TASK BRIEF:
Spot each line that carries the word "Koshish"; copy those lines.

INPUT RECORDS:
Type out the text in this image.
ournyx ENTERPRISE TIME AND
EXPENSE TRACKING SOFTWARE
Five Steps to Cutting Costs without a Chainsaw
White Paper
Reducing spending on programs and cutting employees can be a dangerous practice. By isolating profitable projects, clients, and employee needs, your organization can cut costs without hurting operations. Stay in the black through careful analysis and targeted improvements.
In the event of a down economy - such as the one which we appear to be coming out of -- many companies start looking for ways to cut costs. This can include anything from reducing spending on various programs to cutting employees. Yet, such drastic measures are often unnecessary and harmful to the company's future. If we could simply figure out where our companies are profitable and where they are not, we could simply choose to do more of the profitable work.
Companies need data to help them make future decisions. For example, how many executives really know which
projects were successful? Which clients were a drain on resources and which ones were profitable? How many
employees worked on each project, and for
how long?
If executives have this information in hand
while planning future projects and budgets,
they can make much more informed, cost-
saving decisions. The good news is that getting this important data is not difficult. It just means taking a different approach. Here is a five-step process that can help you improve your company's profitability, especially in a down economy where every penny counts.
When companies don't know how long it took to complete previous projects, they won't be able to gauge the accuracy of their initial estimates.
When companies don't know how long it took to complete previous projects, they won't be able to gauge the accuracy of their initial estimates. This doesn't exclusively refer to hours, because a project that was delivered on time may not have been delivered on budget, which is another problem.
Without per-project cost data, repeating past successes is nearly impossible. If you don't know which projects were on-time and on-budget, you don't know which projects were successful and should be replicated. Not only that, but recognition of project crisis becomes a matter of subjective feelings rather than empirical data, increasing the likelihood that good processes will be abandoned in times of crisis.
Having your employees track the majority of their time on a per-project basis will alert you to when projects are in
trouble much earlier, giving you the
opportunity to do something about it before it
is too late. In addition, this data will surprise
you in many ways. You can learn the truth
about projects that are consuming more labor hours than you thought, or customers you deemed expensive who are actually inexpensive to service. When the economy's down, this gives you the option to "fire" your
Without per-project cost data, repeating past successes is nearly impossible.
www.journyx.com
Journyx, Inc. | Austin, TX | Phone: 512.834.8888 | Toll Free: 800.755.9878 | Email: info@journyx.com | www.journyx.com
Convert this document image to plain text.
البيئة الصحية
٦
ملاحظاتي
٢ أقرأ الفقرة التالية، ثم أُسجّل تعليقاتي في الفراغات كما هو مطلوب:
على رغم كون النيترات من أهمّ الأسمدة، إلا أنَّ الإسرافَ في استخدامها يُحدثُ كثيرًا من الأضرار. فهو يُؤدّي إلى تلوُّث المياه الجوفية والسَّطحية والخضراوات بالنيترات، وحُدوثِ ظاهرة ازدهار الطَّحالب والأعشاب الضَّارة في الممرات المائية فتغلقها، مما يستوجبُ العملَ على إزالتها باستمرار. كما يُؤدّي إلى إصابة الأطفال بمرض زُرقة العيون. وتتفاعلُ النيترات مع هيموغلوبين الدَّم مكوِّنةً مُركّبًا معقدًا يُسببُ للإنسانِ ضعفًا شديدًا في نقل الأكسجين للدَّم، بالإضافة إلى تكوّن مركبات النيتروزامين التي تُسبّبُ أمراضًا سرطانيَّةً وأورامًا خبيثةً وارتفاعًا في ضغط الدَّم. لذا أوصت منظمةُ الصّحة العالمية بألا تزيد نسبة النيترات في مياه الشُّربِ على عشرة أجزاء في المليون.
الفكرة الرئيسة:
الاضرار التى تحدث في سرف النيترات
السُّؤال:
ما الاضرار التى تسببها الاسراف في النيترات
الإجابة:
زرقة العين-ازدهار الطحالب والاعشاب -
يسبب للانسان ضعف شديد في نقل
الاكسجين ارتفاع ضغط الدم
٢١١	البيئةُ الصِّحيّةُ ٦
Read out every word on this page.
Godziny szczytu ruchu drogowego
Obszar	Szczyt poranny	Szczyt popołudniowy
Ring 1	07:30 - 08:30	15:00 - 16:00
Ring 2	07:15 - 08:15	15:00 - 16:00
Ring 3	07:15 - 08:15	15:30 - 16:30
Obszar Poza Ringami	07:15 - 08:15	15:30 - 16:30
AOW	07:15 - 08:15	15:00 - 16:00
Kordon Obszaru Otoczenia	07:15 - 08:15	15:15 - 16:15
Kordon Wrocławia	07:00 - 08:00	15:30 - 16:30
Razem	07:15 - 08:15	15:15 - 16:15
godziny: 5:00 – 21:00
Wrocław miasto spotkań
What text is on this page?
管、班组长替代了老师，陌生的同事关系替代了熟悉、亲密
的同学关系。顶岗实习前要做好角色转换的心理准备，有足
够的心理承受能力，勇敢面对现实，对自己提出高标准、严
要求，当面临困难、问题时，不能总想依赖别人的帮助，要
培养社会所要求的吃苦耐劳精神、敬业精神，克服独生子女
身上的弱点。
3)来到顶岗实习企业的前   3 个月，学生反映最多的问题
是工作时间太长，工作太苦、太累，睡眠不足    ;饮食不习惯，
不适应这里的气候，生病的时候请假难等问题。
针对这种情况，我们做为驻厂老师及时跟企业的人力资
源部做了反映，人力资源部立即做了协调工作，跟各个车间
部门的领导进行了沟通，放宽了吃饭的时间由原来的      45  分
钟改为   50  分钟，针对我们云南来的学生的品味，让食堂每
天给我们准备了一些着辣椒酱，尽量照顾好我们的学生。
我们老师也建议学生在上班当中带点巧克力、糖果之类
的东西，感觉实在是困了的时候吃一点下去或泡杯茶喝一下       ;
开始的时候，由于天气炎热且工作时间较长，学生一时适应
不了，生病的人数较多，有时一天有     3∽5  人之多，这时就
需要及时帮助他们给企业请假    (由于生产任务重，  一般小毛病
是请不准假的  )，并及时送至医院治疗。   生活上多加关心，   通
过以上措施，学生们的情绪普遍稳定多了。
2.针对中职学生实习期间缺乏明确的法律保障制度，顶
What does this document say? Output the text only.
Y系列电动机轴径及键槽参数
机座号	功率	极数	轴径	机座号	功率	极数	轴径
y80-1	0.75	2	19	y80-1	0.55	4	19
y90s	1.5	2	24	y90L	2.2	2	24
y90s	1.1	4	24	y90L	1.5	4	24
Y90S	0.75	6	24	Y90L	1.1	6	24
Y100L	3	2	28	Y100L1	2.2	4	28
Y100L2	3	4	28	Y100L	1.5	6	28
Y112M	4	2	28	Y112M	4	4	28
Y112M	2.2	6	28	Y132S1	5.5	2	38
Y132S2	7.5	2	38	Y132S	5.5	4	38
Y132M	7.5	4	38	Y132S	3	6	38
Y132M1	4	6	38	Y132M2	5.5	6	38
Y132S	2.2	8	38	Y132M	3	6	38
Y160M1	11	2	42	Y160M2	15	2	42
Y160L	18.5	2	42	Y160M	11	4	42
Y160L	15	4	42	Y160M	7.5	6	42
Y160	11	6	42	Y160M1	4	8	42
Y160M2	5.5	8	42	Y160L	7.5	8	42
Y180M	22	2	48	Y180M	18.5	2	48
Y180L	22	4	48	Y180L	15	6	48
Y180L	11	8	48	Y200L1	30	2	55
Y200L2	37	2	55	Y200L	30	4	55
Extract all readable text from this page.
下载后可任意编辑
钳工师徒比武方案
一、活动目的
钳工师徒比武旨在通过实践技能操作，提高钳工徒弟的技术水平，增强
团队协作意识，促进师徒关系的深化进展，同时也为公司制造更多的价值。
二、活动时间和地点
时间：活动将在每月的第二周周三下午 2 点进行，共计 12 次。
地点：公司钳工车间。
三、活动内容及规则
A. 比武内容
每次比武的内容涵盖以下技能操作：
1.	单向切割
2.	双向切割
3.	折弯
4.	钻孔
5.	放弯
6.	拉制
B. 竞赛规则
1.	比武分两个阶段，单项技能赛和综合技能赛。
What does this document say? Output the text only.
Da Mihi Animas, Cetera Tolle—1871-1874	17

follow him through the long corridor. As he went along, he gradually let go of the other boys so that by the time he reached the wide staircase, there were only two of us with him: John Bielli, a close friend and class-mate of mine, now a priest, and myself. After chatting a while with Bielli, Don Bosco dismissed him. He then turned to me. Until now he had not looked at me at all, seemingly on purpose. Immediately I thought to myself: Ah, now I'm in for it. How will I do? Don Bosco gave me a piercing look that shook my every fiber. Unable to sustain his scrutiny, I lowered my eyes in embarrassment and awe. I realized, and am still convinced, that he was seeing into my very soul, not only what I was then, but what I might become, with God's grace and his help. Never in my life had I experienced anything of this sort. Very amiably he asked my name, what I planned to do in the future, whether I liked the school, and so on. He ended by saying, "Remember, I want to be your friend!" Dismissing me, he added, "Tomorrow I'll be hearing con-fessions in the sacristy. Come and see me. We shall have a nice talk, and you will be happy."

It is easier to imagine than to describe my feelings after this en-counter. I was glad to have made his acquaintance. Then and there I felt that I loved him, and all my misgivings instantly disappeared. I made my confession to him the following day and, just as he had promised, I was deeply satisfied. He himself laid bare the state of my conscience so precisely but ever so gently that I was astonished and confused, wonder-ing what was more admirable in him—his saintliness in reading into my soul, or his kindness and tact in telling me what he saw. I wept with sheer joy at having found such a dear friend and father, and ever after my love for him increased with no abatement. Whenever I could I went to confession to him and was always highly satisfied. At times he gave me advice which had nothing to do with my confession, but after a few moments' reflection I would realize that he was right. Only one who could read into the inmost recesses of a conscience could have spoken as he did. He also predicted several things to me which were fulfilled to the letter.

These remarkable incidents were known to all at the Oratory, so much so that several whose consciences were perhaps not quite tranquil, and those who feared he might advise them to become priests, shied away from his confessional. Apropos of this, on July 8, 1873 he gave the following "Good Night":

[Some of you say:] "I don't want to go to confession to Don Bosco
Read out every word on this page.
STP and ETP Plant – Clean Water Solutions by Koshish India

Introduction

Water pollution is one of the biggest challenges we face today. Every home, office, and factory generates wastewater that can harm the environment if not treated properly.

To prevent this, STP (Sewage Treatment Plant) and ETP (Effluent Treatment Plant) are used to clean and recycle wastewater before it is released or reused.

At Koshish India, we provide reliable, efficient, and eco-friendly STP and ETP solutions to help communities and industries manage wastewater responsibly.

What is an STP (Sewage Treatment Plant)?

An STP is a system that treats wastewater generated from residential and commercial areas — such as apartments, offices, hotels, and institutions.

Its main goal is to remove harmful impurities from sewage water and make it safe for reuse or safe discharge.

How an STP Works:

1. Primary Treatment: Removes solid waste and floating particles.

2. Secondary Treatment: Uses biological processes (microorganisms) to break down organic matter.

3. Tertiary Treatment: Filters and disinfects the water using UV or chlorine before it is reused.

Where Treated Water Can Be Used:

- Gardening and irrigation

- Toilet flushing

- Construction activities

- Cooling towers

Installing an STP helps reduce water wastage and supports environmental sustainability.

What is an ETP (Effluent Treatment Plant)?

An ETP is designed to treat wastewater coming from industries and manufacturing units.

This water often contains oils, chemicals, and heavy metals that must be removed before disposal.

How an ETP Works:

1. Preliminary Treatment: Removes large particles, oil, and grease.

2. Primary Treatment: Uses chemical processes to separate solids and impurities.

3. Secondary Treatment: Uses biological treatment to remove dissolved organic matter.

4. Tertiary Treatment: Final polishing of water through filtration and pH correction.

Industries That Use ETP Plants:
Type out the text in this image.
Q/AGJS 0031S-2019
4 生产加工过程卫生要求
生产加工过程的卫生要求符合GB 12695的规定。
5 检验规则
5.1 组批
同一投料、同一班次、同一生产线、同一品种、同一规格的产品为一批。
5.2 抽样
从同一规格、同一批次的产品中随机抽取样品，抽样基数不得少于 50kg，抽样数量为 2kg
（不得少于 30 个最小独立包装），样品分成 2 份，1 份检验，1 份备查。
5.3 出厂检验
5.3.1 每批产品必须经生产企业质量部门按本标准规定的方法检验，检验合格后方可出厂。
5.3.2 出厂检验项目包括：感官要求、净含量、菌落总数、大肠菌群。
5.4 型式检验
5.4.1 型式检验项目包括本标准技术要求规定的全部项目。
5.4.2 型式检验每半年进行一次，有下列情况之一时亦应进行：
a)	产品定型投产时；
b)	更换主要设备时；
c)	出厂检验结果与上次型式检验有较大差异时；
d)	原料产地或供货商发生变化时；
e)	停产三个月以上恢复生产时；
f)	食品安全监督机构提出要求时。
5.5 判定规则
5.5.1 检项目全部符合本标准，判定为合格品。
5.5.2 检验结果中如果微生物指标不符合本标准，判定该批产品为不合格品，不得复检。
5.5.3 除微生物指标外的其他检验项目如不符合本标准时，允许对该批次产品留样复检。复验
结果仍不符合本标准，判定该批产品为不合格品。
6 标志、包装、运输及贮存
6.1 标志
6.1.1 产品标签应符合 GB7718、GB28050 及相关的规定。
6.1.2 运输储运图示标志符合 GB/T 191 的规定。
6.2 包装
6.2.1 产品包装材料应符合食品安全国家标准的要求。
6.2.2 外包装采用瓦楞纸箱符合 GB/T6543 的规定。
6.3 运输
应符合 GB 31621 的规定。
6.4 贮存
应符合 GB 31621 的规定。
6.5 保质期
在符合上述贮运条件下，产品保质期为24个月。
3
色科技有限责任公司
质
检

EXPECTED OUTPUT:
STP and ETP Plant – Clean Water Solutions by Koshish India
At Koshish India, we provide reliable, efficient, and eco-friendly STP and ETP solutions to help communities and industries manage wastewater responsibly.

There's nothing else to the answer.